Task brief: Return all lines that include the string "text".

** Start **

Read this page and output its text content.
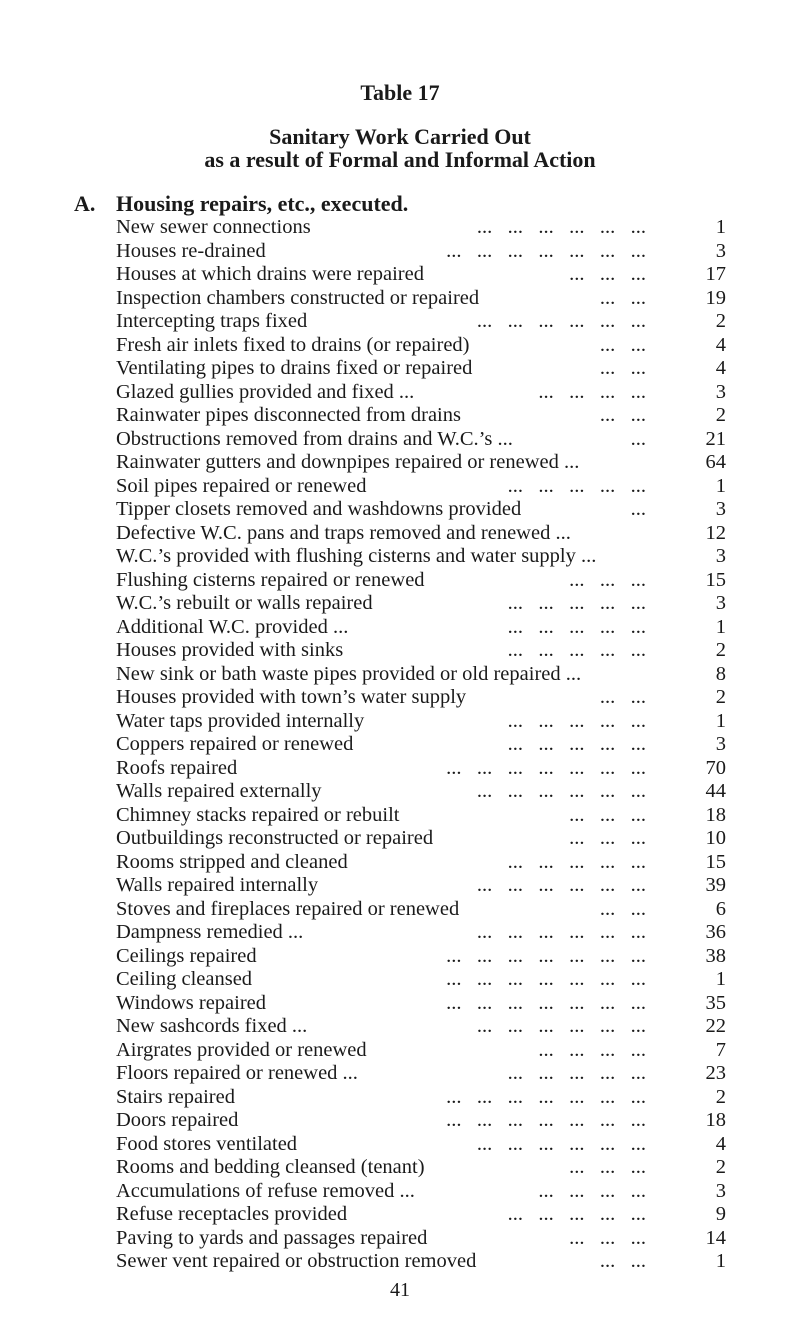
Table 17
Sanitary Work Carried Out
as a result of Formal and Informal Action
A. Housing repairs, etc., executed.
New sewer connections	...   ...   ...   ...   ...   ...	1
Houses re-drained	...   ...   ...   ...   ...   ...   ...	3
Houses at which drains were repaired	...   ...   ...	17
Inspection chambers constructed or repaired	...   ...	19
Intercepting traps fixed	...   ...   ...   ...   ...   ...	2
Fresh air inlets fixed to drains (or repaired)	...   ...	4
Ventilating pipes to drains fixed or repaired	...   ...	4
Glazed gullies provided and fixed ...	...   ...   ...   ...	3
Rainwater pipes disconnected from drains	...   ...	2
Obstructions removed from drains and W.C.’s ...	...	21
Rainwater gutters and downpipes repaired or renewed ...	64
Soil pipes repaired or renewed	...   ...   ...   ...   ...	1
Tipper closets removed and washdowns provided	...	3
Defective W.C. pans and traps removed and renewed ...	12
W.C.’s provided with flushing cisterns and water supply ...	3
Flushing cisterns repaired or renewed	...   ...   ...	15
W.C.’s rebuilt or walls repaired	...   ...   ...   ...   ...	3
Additional W.C. provided ...	...   ...   ...   ...   ...	1
Houses provided with sinks	...   ...   ...   ...   ...	2
New sink or bath waste pipes provided or old repaired ...	8
Houses provided with town’s water supply	...   ...	2
Water taps provided internally	...   ...   ...   ...   ...	1
Coppers repaired or renewed	...   ...   ...   ...   ...	3
Roofs repaired	...   ...   ...   ...   ...   ...   ...	70
Walls repaired externally	...   ...   ...   ...   ...   ...	44
Chimney stacks repaired or rebuilt	...   ...   ...	18
Outbuildings reconstructed or repaired	...   ...   ...	10
Rooms stripped and cleaned	...   ...   ...   ...   ...	15
Walls repaired internally	...   ...   ...   ...   ...   ...	39
Stoves and fireplaces repaired or renewed	...   ...	6
Dampness remedied ...	...   ...   ...   ...   ...   ...	36
Ceilings repaired	...   ...   ...   ...   ...   ...   ...	38
Ceiling cleansed	...   ...   ...   ...   ...   ...   ...	1
Windows repaired	...   ...   ...   ...   ...   ...   ...	35
New sashcords fixed ...	...   ...   ...   ...   ...   ...	22
Airgrates provided or renewed	...   ...   ...   ...	7
Floors repaired or renewed ...	...   ...   ...   ...   ...	23
Stairs repaired	...   ...   ...   ...   ...   ...   ...	2
Doors repaired	...   ...   ...   ...   ...   ...   ...	18
Food stores ventilated	...   ...   ...   ...   ...   ...	4
Rooms and bedding cleansed (tenant)	...   ...   ...	2
Accumulations of refuse removed ...	...   ...   ...   ...	3
Refuse receptacles provided	...   ...   ...   ...   ...	9
Paving to yards and passages repaired	...   ...   ...	14
Sewer vent repaired or obstruction removed	...   ...	1
41
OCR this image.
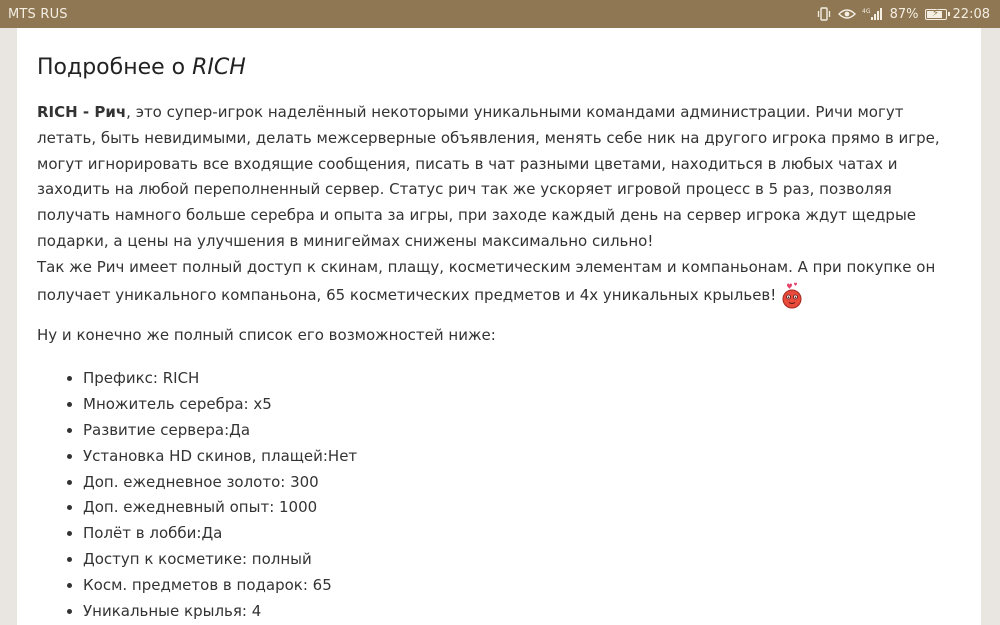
MTS RUS	4G 87%	⚡	22:08
Подробнее о RICH

RICH - Рич, это супер-игрок наделённый некоторыми уникальными командами администрации. Ричи могут летать, быть невидимыми, делать межсерверные объявления, менять себе ник на другого игрока прямо в игре, могут игнорировать все входящие сообщения, писать в чат разными цветами, находиться в любых чатах и заходить на любой переполненный сервер. Статус рич так же ускоряет игровой процесс в 5 раз, позволяя получать намного больше серебра и опыта за игры, при заходе каждый день на сервер игрока ждут щедрые подарки, а цены на улучшения в минигеймах снижены максимально сильно!
Так же Рич имеет полный доступ к скинам, плащу, косметическим элементам и компаньонам. А при покупке он получает уникального компаньона, 65 косметических предметов и 4х уникальных крыльев!

Ну и конечно же полный список его возможностей ниже:

• Префикс: RICH
• Множитель серебра: x5
• Развитие сервера:Да
• Установка HD скинов, плащей:Нет
• Доп. ежедневное золото: 300
• Доп. ежедневный опыт: 1000
• Полёт в лобби:Да
• Доступ к косметике: полный
• Косм. предметов в подарок: 65
• Уникальные крылья: 4
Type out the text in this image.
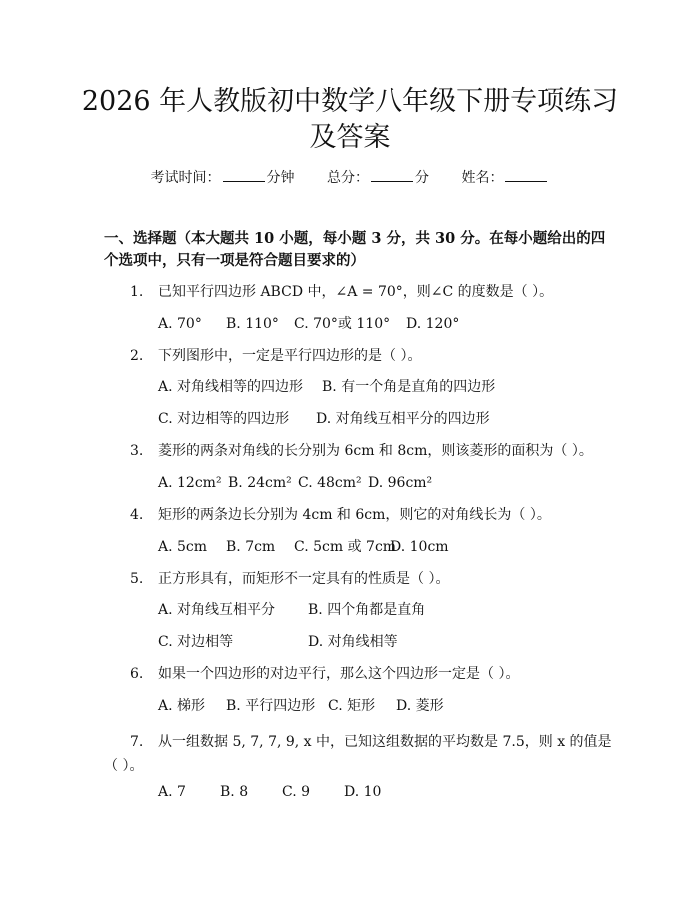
2026 年人教版初中数学八年级下册专项练习
及答案
考试时间：	分钟 总分：	分 姓名：
一、选择题（本大题共 10 小题，每小题 3 分，共 30 分。在每小题给出的四个选项中，只有一项是符合题目要求的）
1. 已知平行四边形 ABCD 中，∠A = 70°，则∠C 的度数是（ ）。
A. 70° B. 110° C. 70°或 110° D. 120°
2. 下列图形中，一定是平行四边形的是（ ）。
A. 对角线相等的四边形 B. 有一个角是直角的四边形
C. 对边相等的四边形 D. 对角线互相平分的四边形
3. 菱形的两条对角线的长分别为 6cm 和 8cm，则该菱形的面积为（ ）。
A. 12cm² B. 24cm² C. 48cm² D. 96cm²
4. 矩形的两条边长分别为 4cm 和 6cm，则它的对角线长为（ ）。
A. 5cm B. 7cm C. 5cm 或 7cmD. 10cm
5. 正方形具有，而矩形不一定具有的性质是（ ）。
A. 对角线互相平分 B. 四个角都是直角
C. 对边相等	D. 对角线相等
6. 如果一个四边形的对边平行，那么这个四边形一定是（ ）。
A. 梯形 B. 平行四边形 C. 矩形 D. 菱形
7. 从一组数据 5, 7, 7, 9, x 中，已知这组数据的平均数是 7.5，则 x 的值是（ ）。
A. 7 B. 8 C. 9 D. 10
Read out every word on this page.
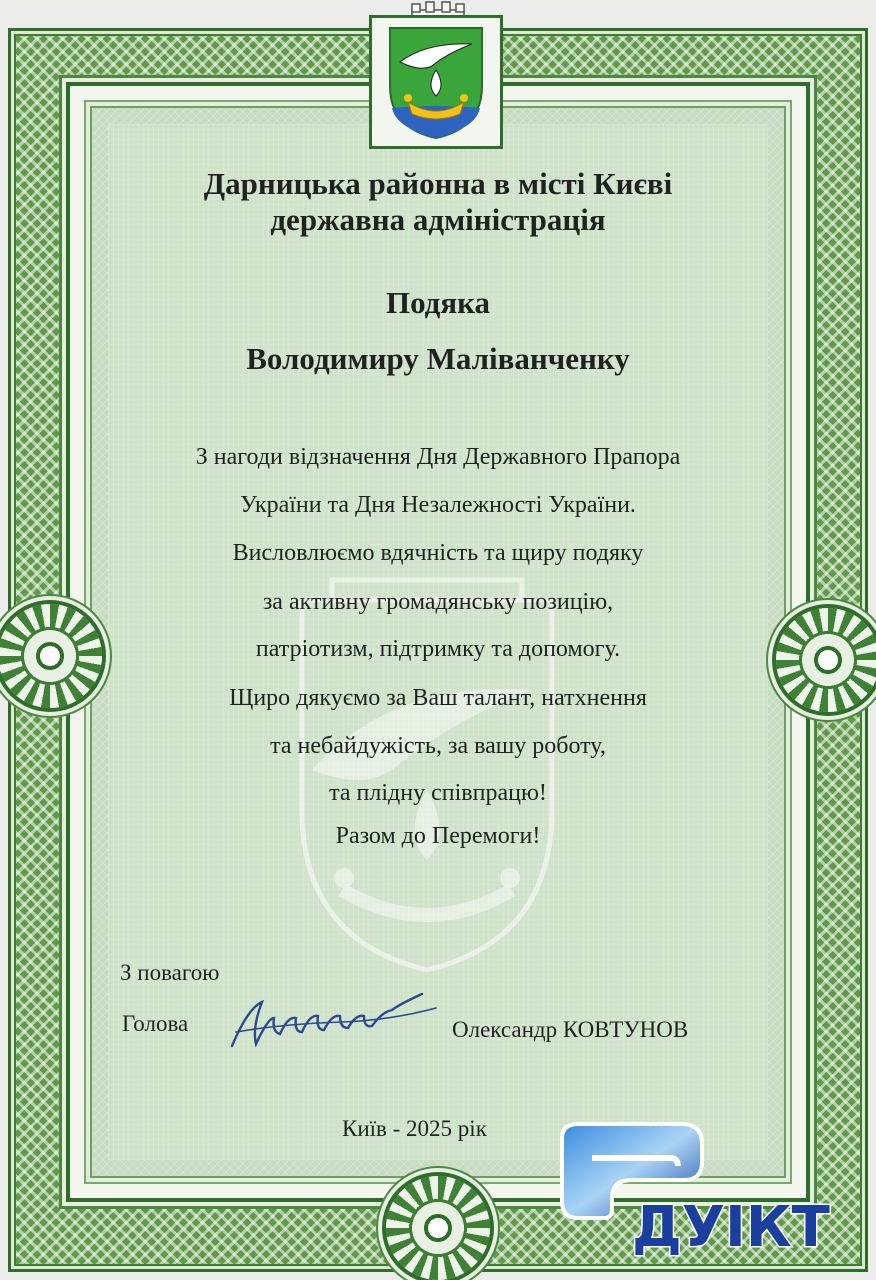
Дарницька районна в місті Києві
державна адміністрація
Подяка
Володимиру Маліванченку
З нагоди відзначення Дня Державного Прапора
України та Дня Незалежності України.
Висловлюємо вдячність та щиру подяку
за активну громадянську позицію,
патріотизм, підтримку та допомогу.
Щиро дякуємо за Ваш талант, натхнення
та небайдужість, за вашу роботу,
та плідну співпрацю!
Разом до Перемоги!
З повагою
Голова	Олександр КОВТУНОВ
Київ - 2025 рік
ДУІКТ
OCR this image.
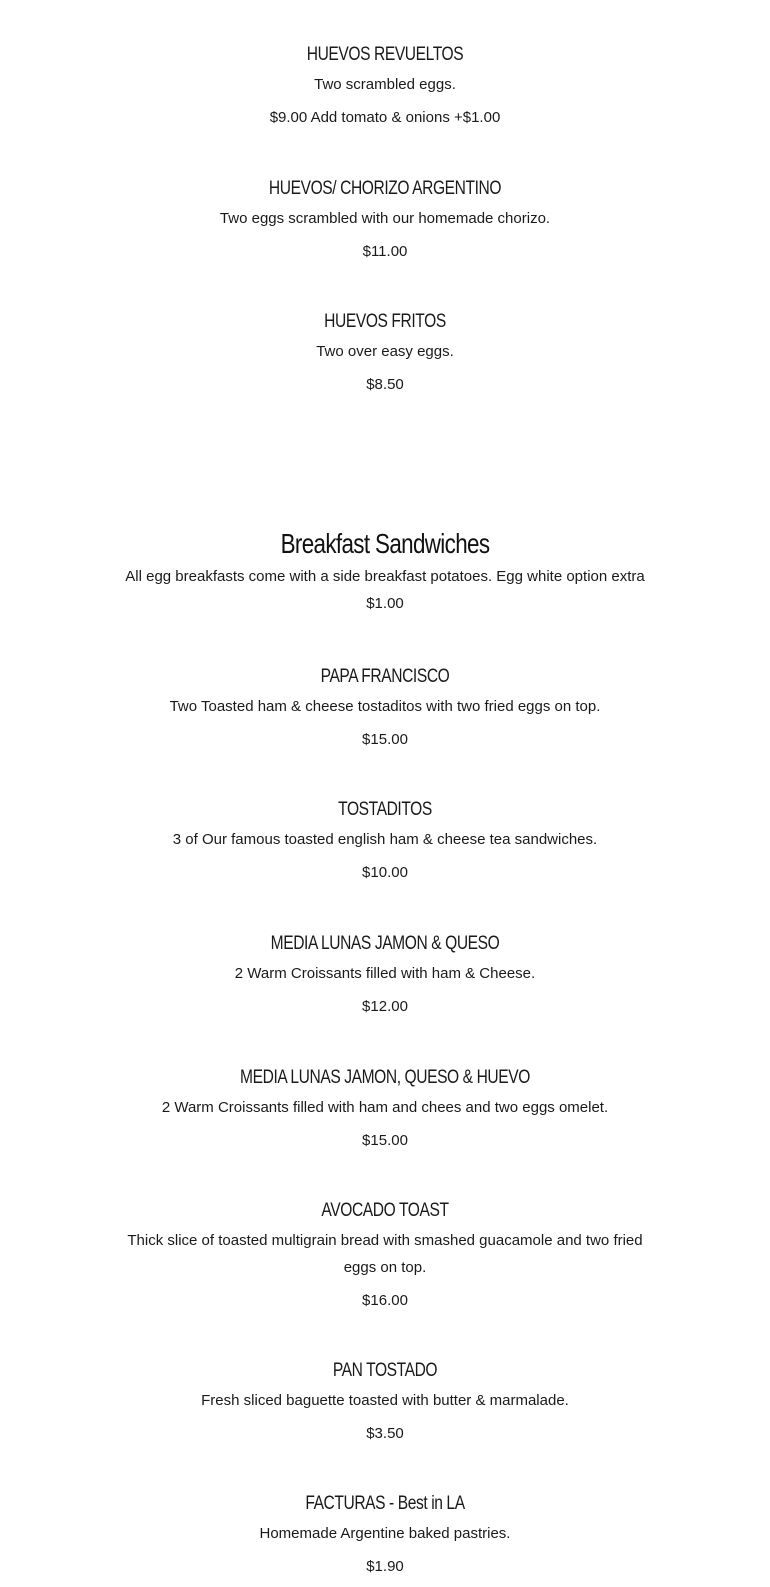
HUEVOS REVUELTOS
Two scrambled eggs.
$9.00 Add tomato & onions +$1.00
HUEVOS/ CHORIZO ARGENTINO
Two eggs scrambled with our homemade chorizo.
$11.00
HUEVOS FRITOS
Two over easy eggs.
$8.50
Breakfast Sandwiches
All egg breakfasts come with a side breakfast potatoes. Egg white option extra $1.00
PAPA FRANCISCO
Two Toasted ham & cheese tostaditos with two fried eggs on top.
$15.00
TOSTADITOS
3 of Our famous toasted english ham & cheese tea sandwiches.
$10.00
MEDIA LUNAS JAMON & QUESO
2 Warm Croissants filled with ham & Cheese.
$12.00
MEDIA LUNAS JAMON, QUESO & HUEVO
2 Warm Croissants filled with ham and chees and two eggs omelet.
$15.00
AVOCADO TOAST
Thick slice of toasted multigrain bread with smashed guacamole and two fried eggs on top.
$16.00
PAN TOSTADO
Fresh sliced baguette toasted with butter & marmalade.
$3.50
FACTURAS - Best in LA
Homemade Argentine baked pastries.
$1.90
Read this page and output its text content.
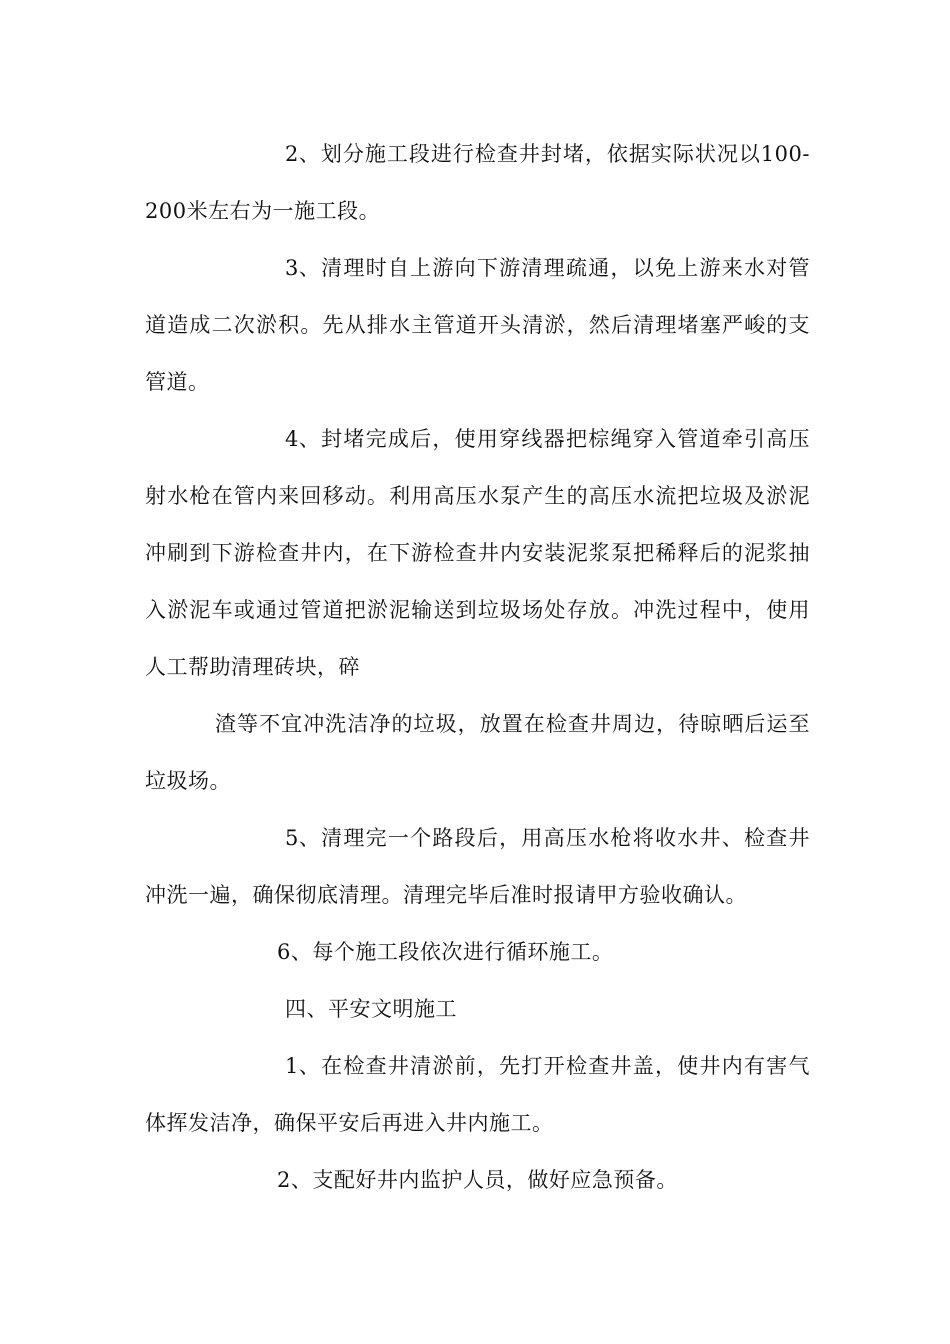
2、划分施工段进行检查井封堵，依据实际状况以100-200米左右为一施工段。

3、清理时自上游向下游清理疏通，以免上游来水对管道造成二次淤积。先从排水主管道开头清淤，然后清理堵塞严峻的支管道。

4、封堵完成后，使用穿线器把棕绳穿入管道牵引高压射水枪在管内来回移动。利用高压水泵产生的高压水流把垃圾及淤泥冲刷到下游检查井内，在下游检查井内安装泥浆泵把稀释后的泥浆抽入淤泥车或通过管道把淤泥输送到垃圾场处存放。冲洗过程中，使用人工帮助清理砖块，碎

渣等不宜冲洗洁净的垃圾，放置在检查井周边，待晾晒后运至垃圾场。

5、清理完一个路段后，用高压水枪将收水井、检查井冲洗一遍，确保彻底清理。清理完毕后准时报请甲方验收确认。

6、每个施工段依次进行循环施工。

四、平安文明施工

1、在检查井清淤前，先打开检查井盖，使井内有害气体挥发洁净，确保平安后再进入井内施工。

2、支配好井内监护人员，做好应急预备。
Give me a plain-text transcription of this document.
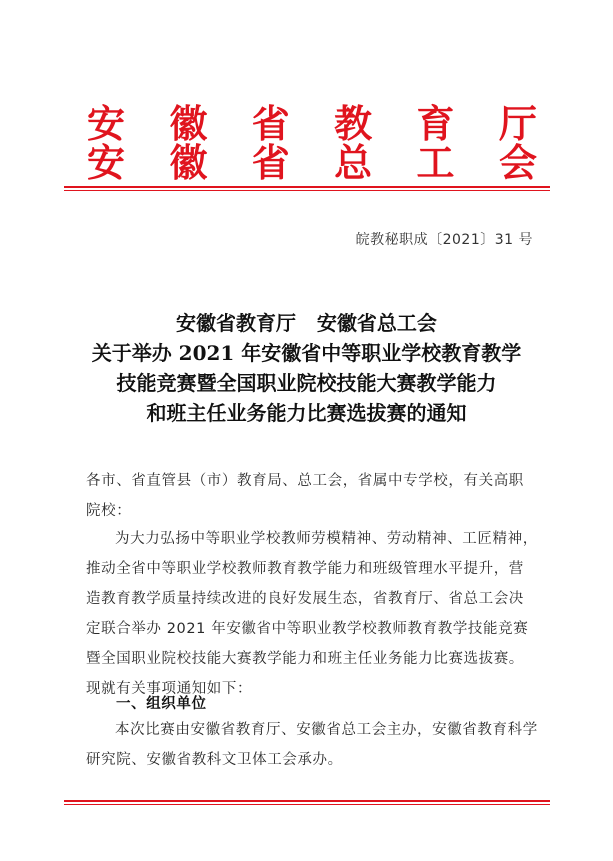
安 徽 省 教 育 厅
安 徽 省 总 工 会
皖教秘职成〔2021〕31 号
安徽省教育厅   安徽省总工会
关于举办 2021 年安徽省中等职业学校教育教学
技能竞赛暨全国职业院校技能大赛教学能力
和班主任业务能力比赛选拔赛的通知
各市、省直管县（市）教育局、总工会，省属中专学校，有关高职院校：
为大力弘扬中等职业学校教师劳模精神、劳动精神、工匠精神，推动全省中等职业学校教师教育教学能力和班级管理水平提升，营造教育教学质量持续改进的良好发展生态，省教育厅、省总工会决定联合举办 2021 年安徽省中等职业教学校教师教育教学技能竞赛暨全国职业院校技能大赛教学能力和班主任业务能力比赛选拔赛。现就有关事项通知如下：
一、组织单位
本次比赛由安徽省教育厅、安徽省总工会主办，安徽省教育科学研究院、安徽省教科文卫体工会承办。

** End **

Solved problem:
Read this page and output its text content.
Type out the text in this image.
Read this page and output its text content.
Give me a plain-text transcription of this document.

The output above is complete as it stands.